[Chart and figure data]

------------------------------------------------------------------------

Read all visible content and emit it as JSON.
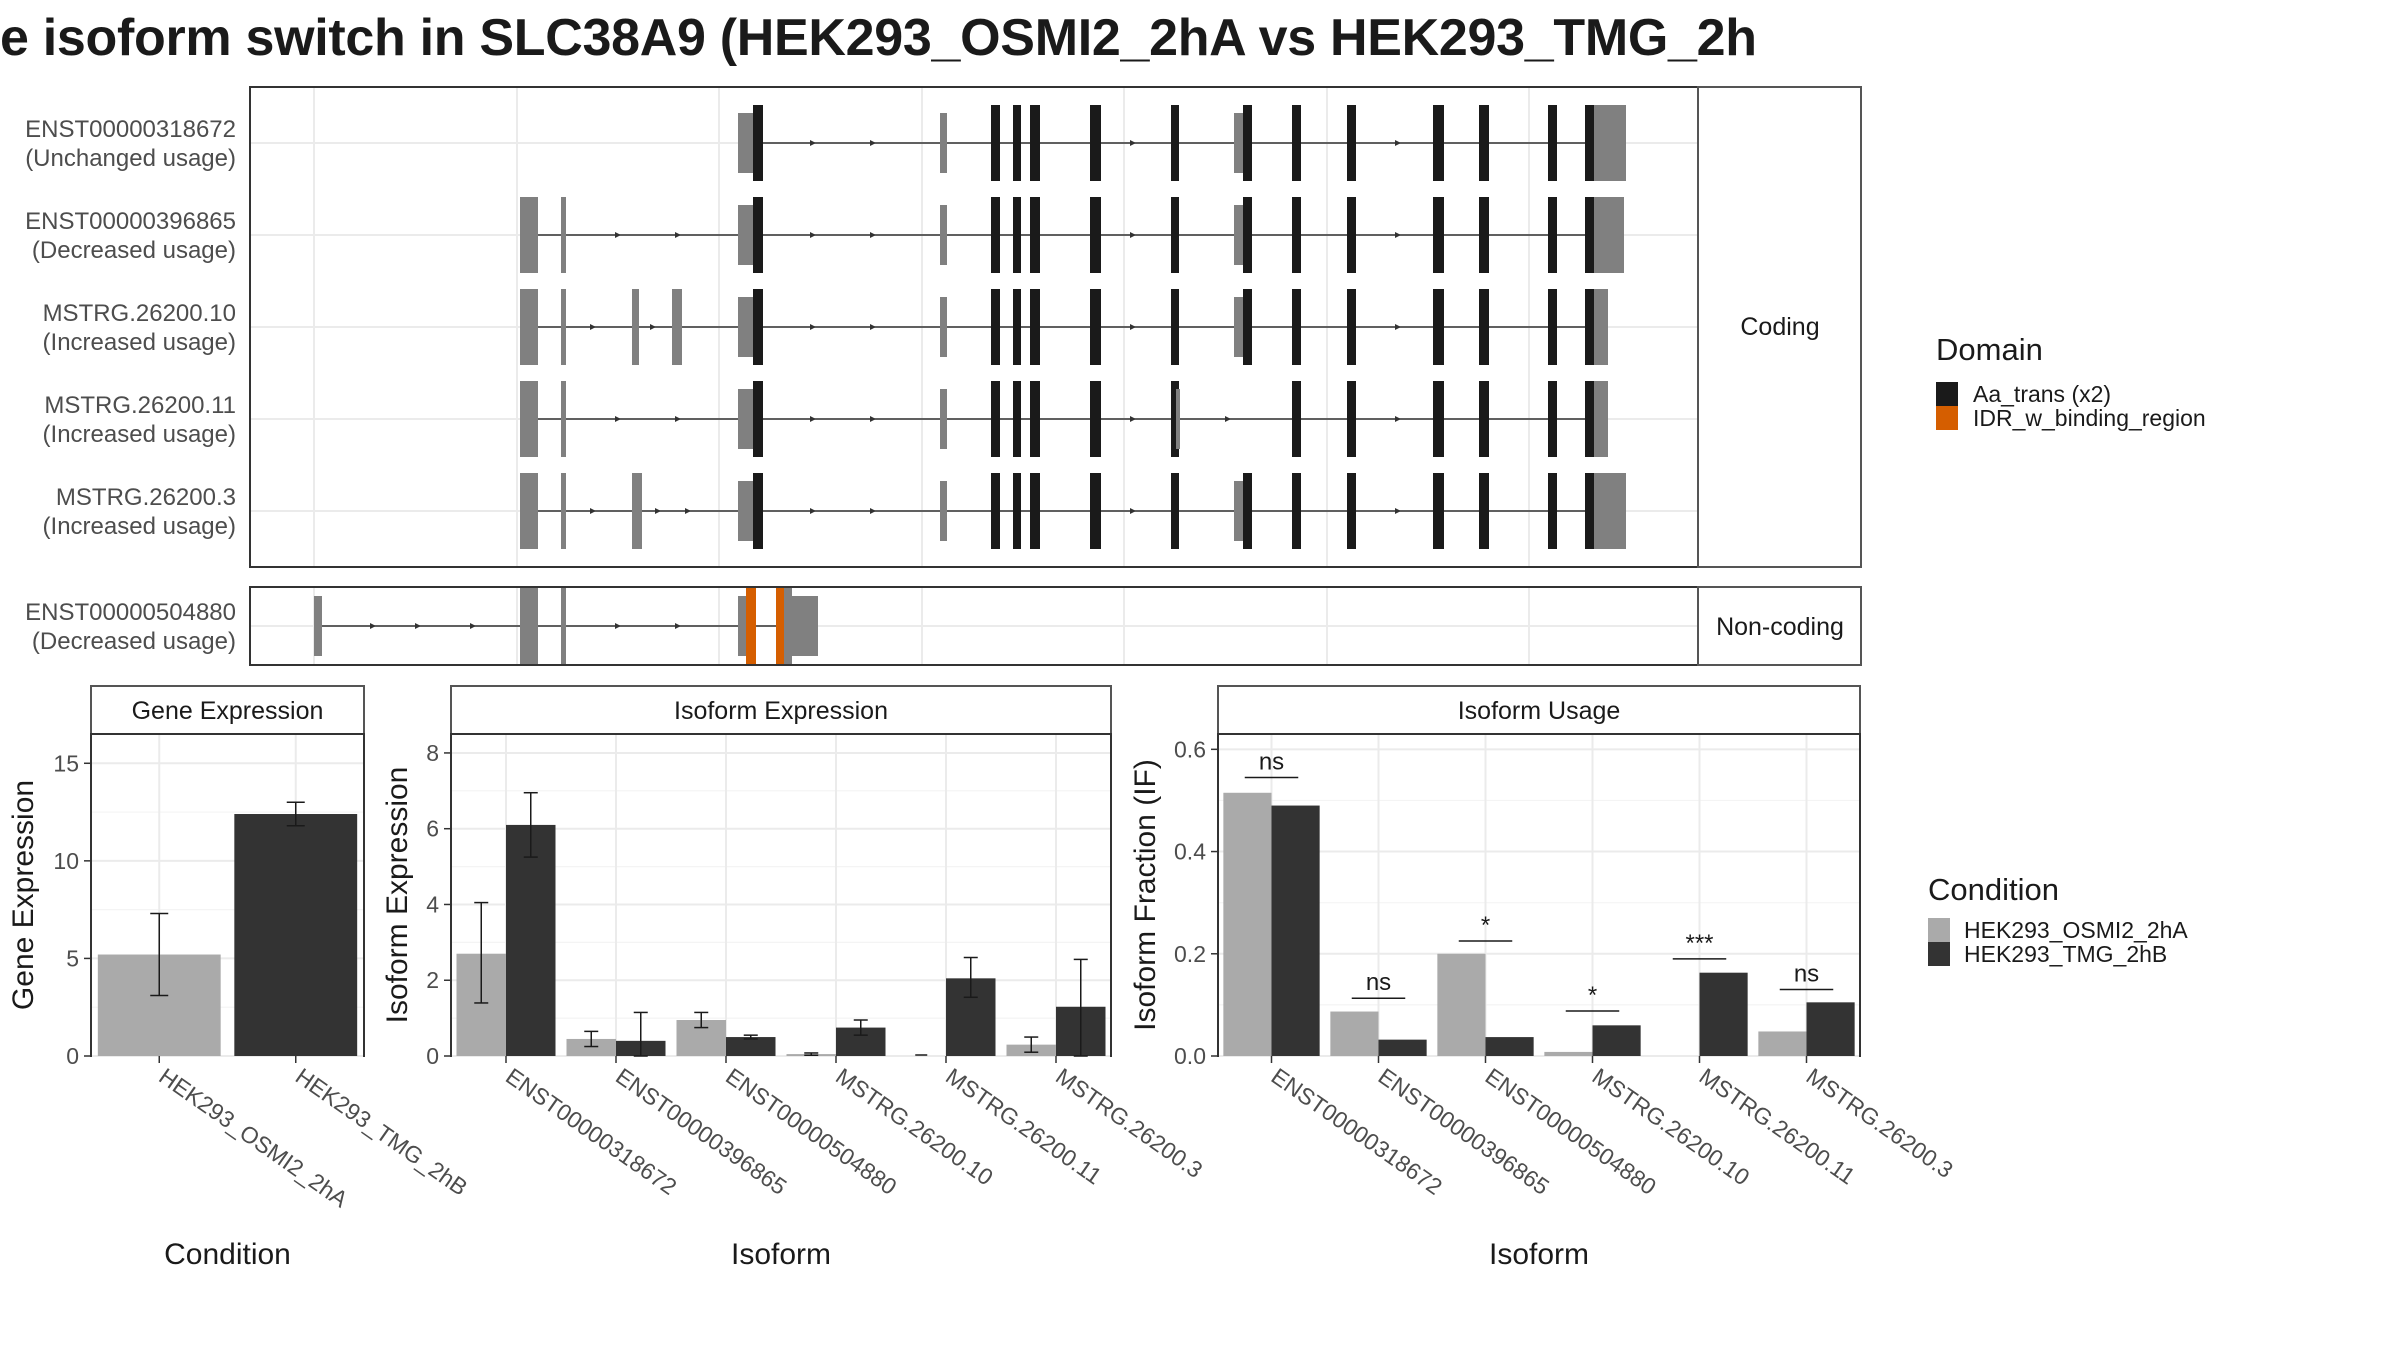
{
  "title": "e isoform switch in SLC38A9 (HEK293_OSMI2_2hA vs HEK293_TMG_2h",
  "colors": {
    "domain_aa_trans": "#1a1a1a",
    "domain_idr": "#d55e00",
    "exon": "#808080",
    "cond_a": "#aaaaaa",
    "cond_b": "#333333"
  },
  "structure": {
    "panel_labels": {
      "coding": "Coding",
      "noncoding": "Non-coding"
    },
    "transcripts": [
      {
        "id": "ENST00000318672",
        "usage": "(Unchanged usage)",
        "group": "coding"
      },
      {
        "id": "ENST00000396865",
        "usage": "(Decreased usage)",
        "group": "coding"
      },
      {
        "id": "MSTRG.26200.10",
        "usage": "(Increased usage)",
        "group": "coding"
      },
      {
        "id": "MSTRG.26200.11",
        "usage": "(Increased usage)",
        "group": "coding"
      },
      {
        "id": "MSTRG.26200.3",
        "usage": "(Increased usage)",
        "group": "coding"
      },
      {
        "id": "ENST00000504880",
        "usage": "(Decreased usage)",
        "group": "noncoding"
      }
    ]
  },
  "legend_domain": {
    "title": "Domain",
    "items": [
      {
        "label": "Aa_trans (x2)",
        "color": "#1a1a1a"
      },
      {
        "label": "IDR_w_binding_region",
        "color": "#d55e00"
      }
    ]
  },
  "legend_condition": {
    "title": "Condition",
    "items": [
      {
        "label": "HEK293_OSMI2_2hA",
        "color": "#aaaaaa"
      },
      {
        "label": "HEK293_TMG_2hB",
        "color": "#333333"
      }
    ]
  },
  "chart_data": [
    {
      "type": "bar",
      "title": "Gene Expression",
      "xlabel": "Condition",
      "ylabel": "Gene Expression",
      "ylim": [
        0,
        16.5
      ],
      "yticks": [
        0,
        5,
        10,
        15
      ],
      "categories": [
        "HEK293_OSMI2_2hA",
        "HEK293_TMG_2hB"
      ],
      "values": [
        5.2,
        12.4
      ],
      "error_low": [
        3.1,
        11.8
      ],
      "error_high": [
        7.3,
        13.0
      ]
    },
    {
      "type": "bar",
      "title": "Isoform Expression",
      "xlabel": "Isoform",
      "ylabel": "Isoform Expression",
      "ylim": [
        0,
        8.5
      ],
      "yticks": [
        0,
        2,
        4,
        6,
        8
      ],
      "categories": [
        "ENST00000318672",
        "ENST00000396865",
        "ENST00000504880",
        "MSTRG.26200.10",
        "MSTRG.26200.11",
        "MSTRG.26200.3"
      ],
      "series": [
        {
          "name": "HEK293_OSMI2_2hA",
          "values": [
            2.7,
            0.45,
            0.95,
            0.05,
            0.0,
            0.3
          ],
          "error_low": [
            1.4,
            0.25,
            0.75,
            0.02,
            0.0,
            0.1
          ],
          "error_high": [
            4.05,
            0.65,
            1.15,
            0.08,
            0.0,
            0.5
          ]
        },
        {
          "name": "HEK293_TMG_2hB",
          "values": [
            6.1,
            0.4,
            0.5,
            0.75,
            2.05,
            1.3
          ],
          "error_low": [
            5.25,
            0.0,
            0.45,
            0.55,
            1.55,
            0.0
          ],
          "error_high": [
            6.95,
            1.15,
            0.55,
            0.95,
            2.6,
            2.55
          ]
        }
      ]
    },
    {
      "type": "bar",
      "title": "Isoform Usage",
      "xlabel": "Isoform",
      "ylabel": "Isoform Fraction (IF)",
      "ylim": [
        0,
        0.63
      ],
      "yticks": [
        0,
        0.2,
        0.4,
        0.6
      ],
      "ytick_labels": [
        "0.0",
        "0.2",
        "0.4",
        "0.6"
      ],
      "categories": [
        "ENST00000318672",
        "ENST00000396865",
        "ENST00000504880",
        "MSTRG.26200.10",
        "MSTRG.26200.11",
        "MSTRG.26200.3"
      ],
      "series": [
        {
          "name": "HEK293_OSMI2_2hA",
          "values": [
            0.515,
            0.087,
            0.2,
            0.008,
            0.0,
            0.048
          ]
        },
        {
          "name": "HEK293_TMG_2hB",
          "values": [
            0.49,
            0.032,
            0.037,
            0.06,
            0.163,
            0.105
          ]
        }
      ],
      "significance": [
        {
          "label": "ns",
          "y": 0.545
        },
        {
          "label": "ns",
          "y": 0.113
        },
        {
          "label": "*",
          "y": 0.225
        },
        {
          "label": "*",
          "y": 0.088
        },
        {
          "label": "***",
          "y": 0.19
        },
        {
          "label": "ns",
          "y": 0.13
        }
      ]
    }
  ]
}
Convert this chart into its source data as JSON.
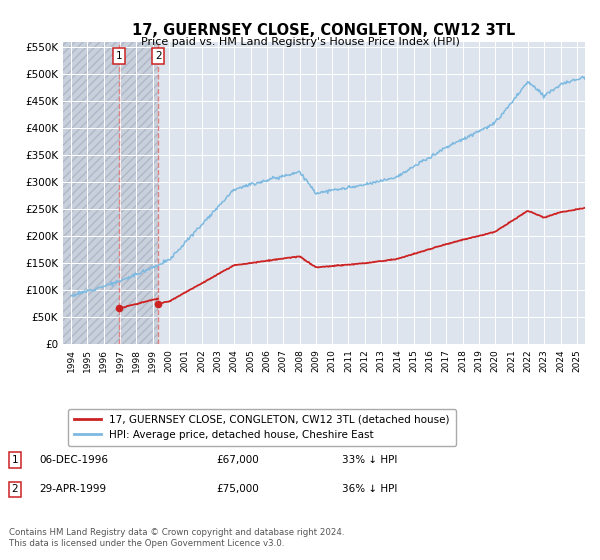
{
  "title": "17, GUERNSEY CLOSE, CONGLETON, CW12 3TL",
  "subtitle": "Price paid vs. HM Land Registry's House Price Index (HPI)",
  "hpi_label": "HPI: Average price, detached house, Cheshire East",
  "price_label": "17, GUERNSEY CLOSE, CONGLETON, CW12 3TL (detached house)",
  "legend_note": "Contains HM Land Registry data © Crown copyright and database right 2024.\nThis data is licensed under the Open Government Licence v3.0.",
  "transactions": [
    {
      "id": 1,
      "date": "06-DEC-1996",
      "price": 67000,
      "pct": "33%",
      "direction": "↓",
      "x_year": 1996.92
    },
    {
      "id": 2,
      "date": "29-APR-1999",
      "price": 75000,
      "pct": "36%",
      "direction": "↓",
      "x_year": 1999.33
    }
  ],
  "hpi_color": "#7db9e0",
  "price_color": "#cc2222",
  "vline_color": "#e08080",
  "background_plot": "#dde4ed",
  "background_hatch": "#c8d0dc",
  "ylim": [
    0,
    560000
  ],
  "xlim_start": 1993.5,
  "xlim_end": 2025.5,
  "yticks": [
    0,
    50000,
    100000,
    150000,
    200000,
    250000,
    300000,
    350000,
    400000,
    450000,
    500000,
    550000
  ],
  "xticks": [
    1994,
    1995,
    1996,
    1997,
    1998,
    1999,
    2000,
    2001,
    2002,
    2003,
    2004,
    2005,
    2006,
    2007,
    2008,
    2009,
    2010,
    2011,
    2012,
    2013,
    2014,
    2015,
    2016,
    2017,
    2018,
    2019,
    2020,
    2021,
    2022,
    2023,
    2024,
    2025
  ]
}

------------------------------------------------------------------------

*What you should do*.
Omit every picture, then reproduce the rest of the listing exactly.

*Output of the exercise*.
Read all visible content and emit it as JSON.
{
  "title": "e isoform switch in SLC38A9 (HEK293_OSMI2_2hA vs HEK293_TMG_2h",
  "colors": {
    "domain_aa_trans": "#1a1a1a",
    "domain_idr": "#d55e00",
    "exon": "#808080",
    "cond_a": "#aaaaaa",
    "cond_b": "#333333"
  },
  "structure": {
    "panel_labels": {
      "coding": "Coding",
      "noncoding": "Non-coding"
    },
    "transcripts": [
      {
        "id": "ENST00000318672",
        "usage": "(Unchanged usage)",
        "group": "coding"
      },
      {
        "id": "ENST00000396865",
        "usage": "(Decreased usage)",
        "group": "coding"
      },
      {
        "id": "MSTRG.26200.10",
        "usage": "(Increased usage)",
        "group": "coding"
      },
      {
        "id": "MSTRG.26200.11",
        "usage": "(Increased usage)",
        "group": "coding"
      },
      {
        "id": "MSTRG.26200.3",
        "usage": "(Increased usage)",
        "group": "coding"
      },
      {
        "id": "ENST00000504880",
        "usage": "(Decreased usage)",
        "group": "noncoding"
      }
    ]
  },
  "legend_domain": {
    "title": "Domain",
    "items": [
      {
        "label": "Aa_trans (x2)",
        "color": "#1a1a1a"
      },
      {
        "label": "IDR_w_binding_region",
        "color": "#d55e00"
      }
    ]
  },
  "legend_condition": {
    "title": "Condition",
    "items": [
      {
        "label": "HEK293_OSMI2_2hA",
        "color": "#aaaaaa"
      },
      {
        "label": "HEK293_TMG_2hB",
        "color": "#333333"
      }
    ]
  },
  "chart_data": [
    {
      "type": "bar",
      "title": "Gene Expression",
      "xlabel": "Condition",
      "ylabel": "Gene Expression",
      "ylim": [
        0,
        16.5
      ],
      "yticks": [
        0,
        5,
        10,
        15
      ],
      "categories": [
        "HEK293_OSMI2_2hA",
        "HEK293_TMG_2hB"
      ],
      "values": [
        5.2,
        12.4
      ],
      "error_low": [
        3.1,
        11.8
      ],
      "error_high": [
        7.3,
        13.0
      ]
    },
    {
      "type": "bar",
      "title": "Isoform Expression",
      "xlabel": "Isoform",
      "ylabel": "Isoform Expression",
      "ylim": [
        0,
        8.5
      ],
      "yticks": [
        0,
        2,
        4,
        6,
        8
      ],
      "categories": [
        "ENST00000318672",
        "ENST00000396865",
        "ENST00000504880",
        "MSTRG.26200.10",
        "MSTRG.26200.11",
        "MSTRG.26200.3"
      ],
      "series": [
        {
          "name": "HEK293_OSMI2_2hA",
          "values": [
            2.7,
            0.45,
            0.95,
            0.05,
            0.0,
            0.3
          ],
          "error_low": [
            1.4,
            0.25,
            0.75,
            0.02,
            0.0,
            0.1
          ],
          "error_high": [
            4.05,
            0.65,
            1.15,
            0.08,
            0.0,
            0.5
          ]
        },
        {
          "name": "HEK293_TMG_2hB",
          "values": [
            6.1,
            0.4,
            0.5,
            0.75,
            2.05,
            1.3
          ],
          "error_low": [
            5.25,
            0.0,
            0.45,
            0.55,
            1.55,
            0.0
          ],
          "error_high": [
            6.95,
            1.15,
            0.55,
            0.95,
            2.6,
            2.55
          ]
        }
      ]
    },
    {
      "type": "bar",
      "title": "Isoform Usage",
      "xlabel": "Isoform",
      "ylabel": "Isoform Fraction (IF)",
      "ylim": [
        0,
        0.63
      ],
      "yticks": [
        0,
        0.2,
        0.4,
        0.6
      ],
      "ytick_labels": [
        "0.0",
        "0.2",
        "0.4",
        "0.6"
      ],
      "categories": [
        "ENST00000318672",
        "ENST00000396865",
        "ENST00000504880",
        "MSTRG.26200.10",
        "MSTRG.26200.11",
        "MSTRG.26200.3"
      ],
      "series": [
        {
          "name": "HEK293_OSMI2_2hA",
          "values": [
            0.515,
            0.087,
            0.2,
            0.008,
            0.0,
            0.048
          ]
        },
        {
          "name": "HEK293_TMG_2hB",
          "values": [
            0.49,
            0.032,
            0.037,
            0.06,
            0.163,
            0.105
          ]
        }
      ],
      "significance": [
        {
          "label": "ns",
          "y": 0.545
        },
        {
          "label": "ns",
          "y": 0.113
        },
        {
          "label": "*",
          "y": 0.225
        },
        {
          "label": "*",
          "y": 0.088
        },
        {
          "label": "***",
          "y": 0.19
        },
        {
          "label": "ns",
          "y": 0.13
        }
      ]
    }
  ]
}
Convert this chart into its source data as JSON.
{
  "title": "17, GUERNSEY CLOSE, CONGLETON, CW12 3TL",
  "subtitle": "Price paid vs. HM Land Registry's House Price Index (HPI)",
  "hpi_label": "HPI: Average price, detached house, Cheshire East",
  "price_label": "17, GUERNSEY CLOSE, CONGLETON, CW12 3TL (detached house)",
  "legend_note": "Contains HM Land Registry data © Crown copyright and database right 2024.\nThis data is licensed under the Open Government Licence v3.0.",
  "transactions": [
    {
      "id": 1,
      "date": "06-DEC-1996",
      "price": 67000,
      "pct": "33%",
      "direction": "↓",
      "x_year": 1996.92
    },
    {
      "id": 2,
      "date": "29-APR-1999",
      "price": 75000,
      "pct": "36%",
      "direction": "↓",
      "x_year": 1999.33
    }
  ],
  "hpi_color": "#7db9e0",
  "price_color": "#cc2222",
  "vline_color": "#e08080",
  "background_plot": "#dde4ed",
  "background_hatch": "#c8d0dc",
  "ylim": [
    0,
    560000
  ],
  "xlim_start": 1993.5,
  "xlim_end": 2025.5,
  "yticks": [
    0,
    50000,
    100000,
    150000,
    200000,
    250000,
    300000,
    350000,
    400000,
    450000,
    500000,
    550000
  ],
  "xticks": [
    1994,
    1995,
    1996,
    1997,
    1998,
    1999,
    2000,
    2001,
    2002,
    2003,
    2004,
    2005,
    2006,
    2007,
    2008,
    2009,
    2010,
    2011,
    2012,
    2013,
    2014,
    2015,
    2016,
    2017,
    2018,
    2019,
    2020,
    2021,
    2022,
    2023,
    2024,
    2025
  ]
}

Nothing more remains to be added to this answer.